- **Given task**
Search the data for the word "questions". Reproduce every line where it is found.

- **Dataset records**
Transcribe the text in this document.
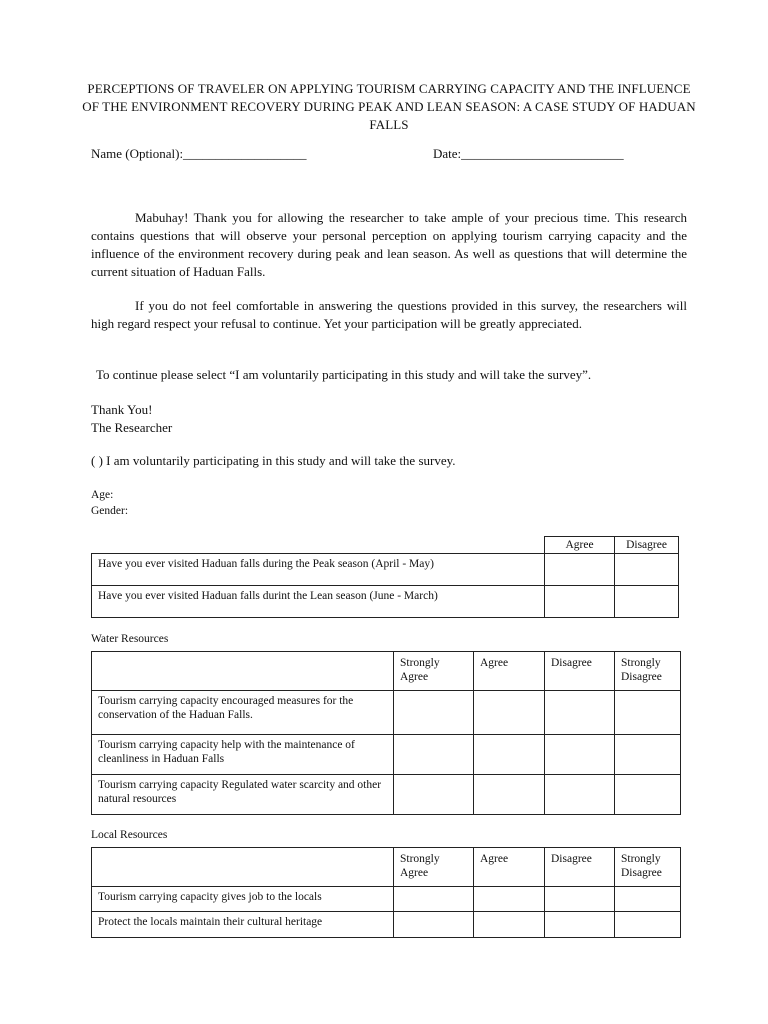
PERCEPTIONS OF TRAVELER ON APPLYING TOURISM CARRYING CAPACITY AND THE INFLUENCE OF THE ENVIRONMENT RECOVERY DURING PEAK AND LEAN SEASON: A CASE STUDY OF HADUAN FALLS
Name (Optional):___________________	Date:_________________________
Mabuhay! Thank you for allowing the researcher to take ample of your precious time. This research contains questions that will observe your personal perception on applying tourism carrying capacity and the influence of the environment recovery during peak and lean season. As well as questions that will determine the current situation of Haduan Falls.
If you do not feel comfortable in answering the questions provided in this survey, the researchers will high regard respect your refusal to continue. Yet your participation will be greatly appreciated.
To continue please select “I am voluntarily participating in this study and will take the survey”.
Thank You!
The Researcher
( ) I am voluntarily participating in this study and will take the survey.
Age:
Gender:
	Agree	Disagree
Have you ever visited Haduan falls during the Peak season (April - May)		
Have you ever visited Haduan falls durint the Lean season (June - March)		
Water Resources
	Strongly Agree	Agree	Disagree	Strongly Disagree
Tourism carrying capacity encouraged measures for the conservation of the Haduan Falls.				
Tourism carrying capacity help with the maintenance of cleanliness in Haduan Falls				
Tourism carrying capacity Regulated water scarcity and other natural resources				
Local Resources
	Strongly Agree	Agree	Disagree	Strongly Disagree
Tourism carrying capacity gives job to the locals				
Protect the locals maintain their cultural heritage				
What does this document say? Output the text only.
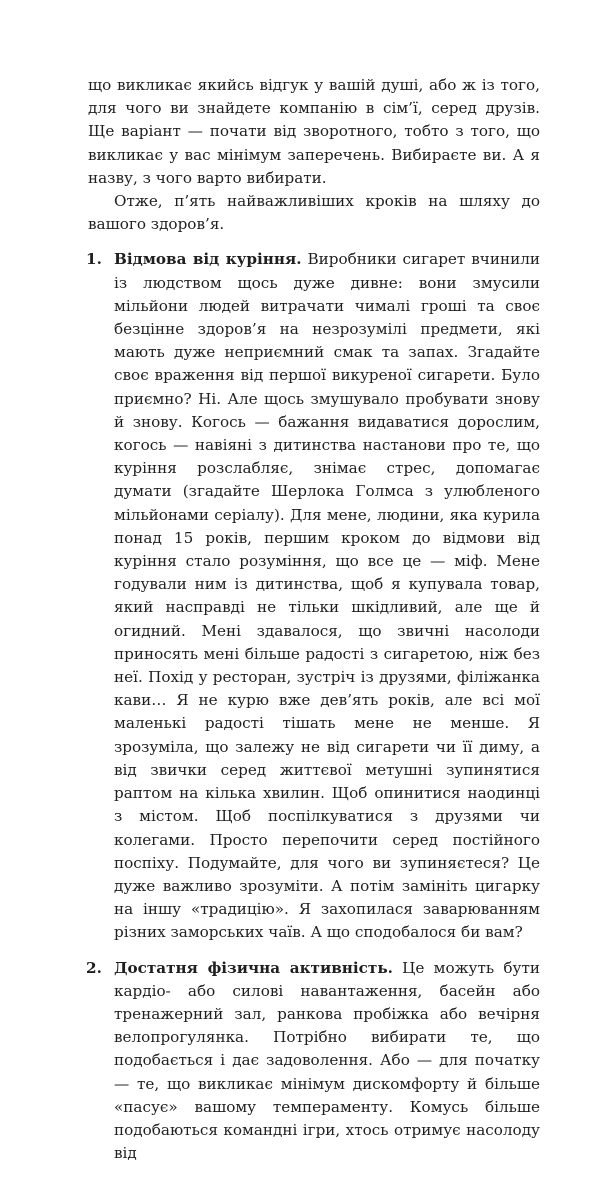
що викликає якийсь відгук у вашій душі, або ж із того, для чого ви знайдете компанію в сім’ї, серед друзів. Ще варіант — почати від зворотного, тобто з того, що викликає у вас мінімум заперечень. Вибираєте ви. А я назву, з чого варто вибирати.

Отже, п’ять найважливіших кроків на шляху до вашого здоров’я.

1. Відмова від куріння. Виробники сигарет вчинили із людством щось дуже дивне: вони змусили мільйони людей витрачати чималі гроші та своє безцінне здоров’я на незрозумілі предмети, які мають дуже неприємний смак та запах. Згадайте своє враження від першої викуреної сигарети. Було приємно? Ні. Але щось змушувало пробувати знову й знову. Когось — бажання видаватися дорослим, когось — навіяні з дитинства настанови про те, що куріння розслабляє, знімає стрес, допомагає думати (згадайте Шерлока Голмса з улюбленого мільйонами серіалу). Для мене, людини, яка курила понад 15 років, першим кроком до відмови від куріння стало розуміння, що все це — міф. Мене годували ним із дитинства, щоб я купувала товар, який насправді не тільки шкідливий, але ще й огидний. Мені здавалося, що звичні насолоди приносять мені більше радості з сигаретою, ніж без неї. Похід у ресторан, зустріч із друзями, філіжанка кави… Я не курю вже дев’ять років, але всі мої маленькі радості тішать мене не менше. Я зрозуміла, що залежу не від сигарети чи її диму, а від звички серед життєвої метушні зупинятися раптом на кілька хвилин. Щоб опинитися наодинці з містом. Щоб поспілкуватися з друзями чи колегами. Просто перепочити серед постійного поспіху. Подумайте, для чого ви зупиняєтеся? Це дуже важливо зрозуміти. А потім замініть цигарку на іншу «традицію». Я захопилася заварюванням різних заморських чаїв. А що сподобалося би вам?

2. Достатня фізична активність. Це можуть бути кардіо- або силові навантаження, басейн або тренажерний зал, ранкова пробіжка або вечірня велопрогулянка. Потрібно вибирати те, що подобається і дає задоволення. Або — для початку — те, що викликає мінімум дискомфорту й більше «пасує» вашому темпераменту. Комусь більше подобаються командні ігри, хтось отримує насолоду від
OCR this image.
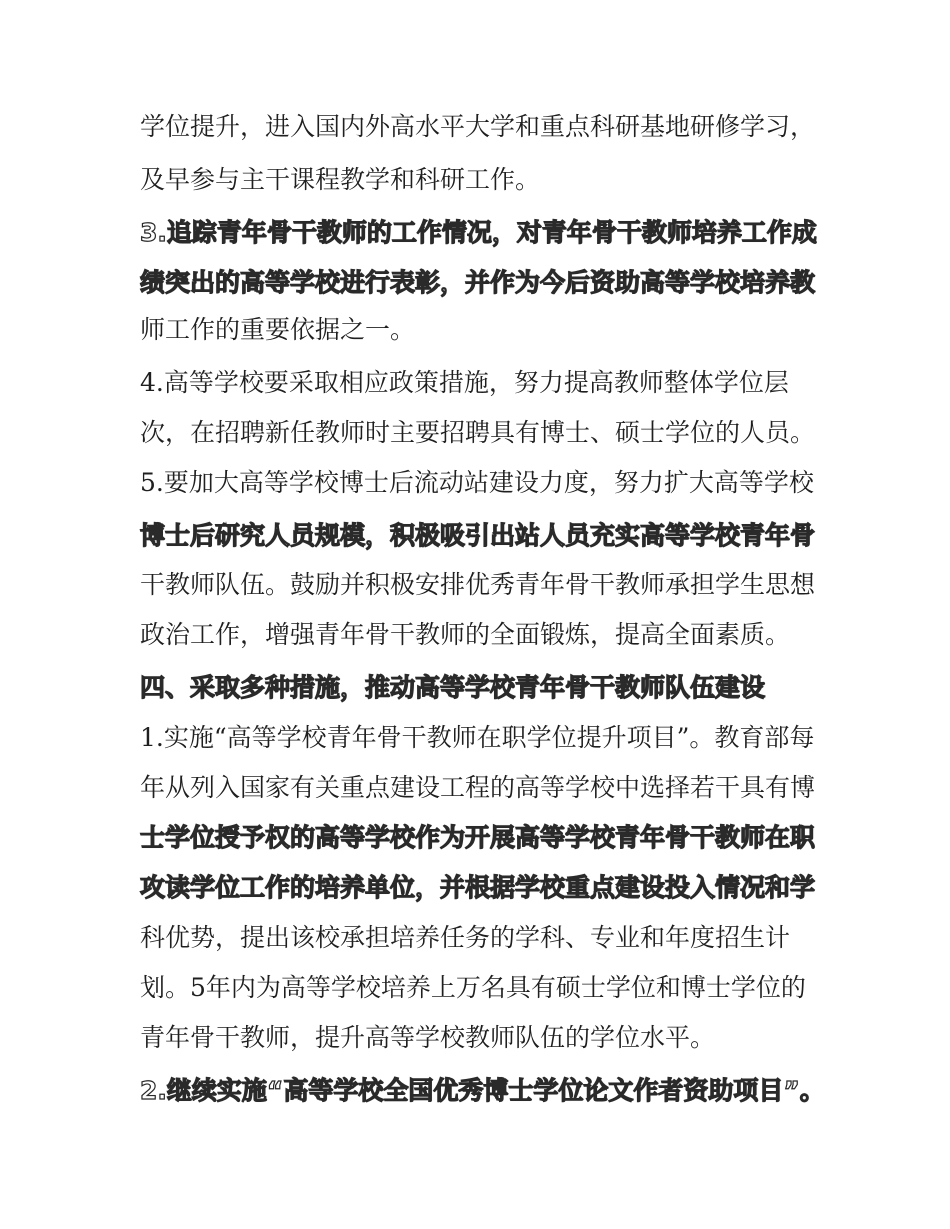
学位提升，进入国内外高水平大学和重点科研基地研修学习，
及早参与主干课程教学和科研工作。
3.追踪青年骨干教师的工作情况，对青年骨干教师培养工作成
绩突出的高等学校进行表彰，并作为今后资助高等学校培养教
师工作的重要依据之一。
4.高等学校要采取相应政策措施，努力提高教师整体学位层
次，在招聘新任教师时主要招聘具有博士、硕士学位的人员。
5.要加大高等学校博士后流动站建设力度，努力扩大高等学校
博士后研究人员规模，积极吸引出站人员充实高等学校青年骨
干教师队伍。鼓励并积极安排优秀青年骨干教师承担学生思想
政治工作，增强青年骨干教师的全面锻炼，提高全面素质。
四、采取多种措施，推动高等学校青年骨干教师队伍建设
1.实施“高等学校青年骨干教师在职学位提升项目”。教育部每
年从列入国家有关重点建设工程的高等学校中选择若干具有博
士学位授予权的高等学校作为开展高等学校青年骨干教师在职
攻读学位工作的培养单位，并根据学校重点建设投入情况和学
科优势，提出该校承担培养任务的学科、专业和年度招生计
划。5年内为高等学校培养上万名具有硕士学位和博士学位的
青年骨干教师，提升高等学校教师队伍的学位水平。
2.继续实施“高等学校全国优秀博士学位论文作者资助项目”。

- **Response below**
Mabuhay! Thank you for allowing the researcher to take ample of your precious time. This research contains questions that will observe your personal perception on applying tourism carrying capacity and the influence of the environment recovery during peak and lean season. As well as questions that will determine the current situation of Haduan Falls.
If you do not feel comfortable in answering the questions provided in this survey, the researchers will high regard respect your refusal to continue. Yet your participation will be greatly appreciated.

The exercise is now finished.